> [Records provided]
------------

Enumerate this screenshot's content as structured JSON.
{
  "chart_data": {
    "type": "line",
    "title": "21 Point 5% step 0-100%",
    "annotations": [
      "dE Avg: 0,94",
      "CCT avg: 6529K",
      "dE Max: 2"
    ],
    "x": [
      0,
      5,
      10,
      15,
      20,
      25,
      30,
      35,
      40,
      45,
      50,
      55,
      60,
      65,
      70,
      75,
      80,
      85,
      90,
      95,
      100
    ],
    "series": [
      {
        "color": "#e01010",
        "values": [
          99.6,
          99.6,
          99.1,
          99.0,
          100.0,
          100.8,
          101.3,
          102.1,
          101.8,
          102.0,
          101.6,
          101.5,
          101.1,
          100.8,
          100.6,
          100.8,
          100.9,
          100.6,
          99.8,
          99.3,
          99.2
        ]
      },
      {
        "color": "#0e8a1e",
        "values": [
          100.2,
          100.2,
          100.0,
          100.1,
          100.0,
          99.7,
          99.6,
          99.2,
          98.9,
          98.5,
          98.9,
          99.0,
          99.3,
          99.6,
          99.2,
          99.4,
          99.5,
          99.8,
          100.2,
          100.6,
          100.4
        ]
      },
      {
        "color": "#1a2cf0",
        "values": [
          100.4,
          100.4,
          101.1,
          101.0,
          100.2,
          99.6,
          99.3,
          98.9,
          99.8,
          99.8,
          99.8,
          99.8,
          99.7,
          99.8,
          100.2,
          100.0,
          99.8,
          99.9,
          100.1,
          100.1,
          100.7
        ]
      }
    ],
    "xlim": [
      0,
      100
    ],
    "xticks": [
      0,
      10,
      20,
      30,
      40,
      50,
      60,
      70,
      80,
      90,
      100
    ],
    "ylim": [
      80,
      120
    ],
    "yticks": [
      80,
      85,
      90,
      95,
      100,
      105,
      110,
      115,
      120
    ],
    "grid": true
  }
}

------------

> [Task directions] All of the entries must be written out exactly as they stand.

> [Worked solution]
Enumerate this screenshot's content as structured JSON.
{
  "chart_data": {
    "type": "line",
    "title": "21 Point 5% step 0-100%",
    "annotations": [
      "dE Avg: 0,94",
      "CCT avg: 6529K",
      "dE Max: 2"
    ],
    "x": [
      0,
      5,
      10,
      15,
      20,
      25,
      30,
      35,
      40,
      45,
      50,
      55,
      60,
      65,
      70,
      75,
      80,
      85,
      90,
      95,
      100
    ],
    "series": [
      {
        "color": "#e01010",
        "values": [
          99.6,
          99.6,
          99.1,
          99.0,
          100.0,
          100.8,
          101.3,
          102.1,
          101.8,
          102.0,
          101.6,
          101.5,
          101.1,
          100.8,
          100.6,
          100.8,
          100.9,
          100.6,
          99.8,
          99.3,
          99.2
        ]
      },
      {
        "color": "#0e8a1e",
        "values": [
          100.2,
          100.2,
          100.0,
          100.1,
          100.0,
          99.7,
          99.6,
          99.2,
          98.9,
          98.5,
          98.9,
          99.0,
          99.3,
          99.6,
          99.2,
          99.4,
          99.5,
          99.8,
          100.2,
          100.6,
          100.4
        ]
      },
      {
        "color": "#1a2cf0",
        "values": [
          100.4,
          100.4,
          101.1,
          101.0,
          100.2,
          99.6,
          99.3,
          98.9,
          99.8,
          99.8,
          99.8,
          99.8,
          99.7,
          99.8,
          100.2,
          100.0,
          99.8,
          99.9,
          100.1,
          100.1,
          100.7
        ]
      }
    ],
    "xlim": [
      0,
      100
    ],
    "xticks": [
      0,
      10,
      20,
      30,
      40,
      50,
      60,
      70,
      80,
      90,
      100
    ],
    "ylim": [
      80,
      120
    ],
    "yticks": [
      80,
      85,
      90,
      95,
      100,
      105,
      110,
      115,
      120
    ],
    "grid": true
  }
}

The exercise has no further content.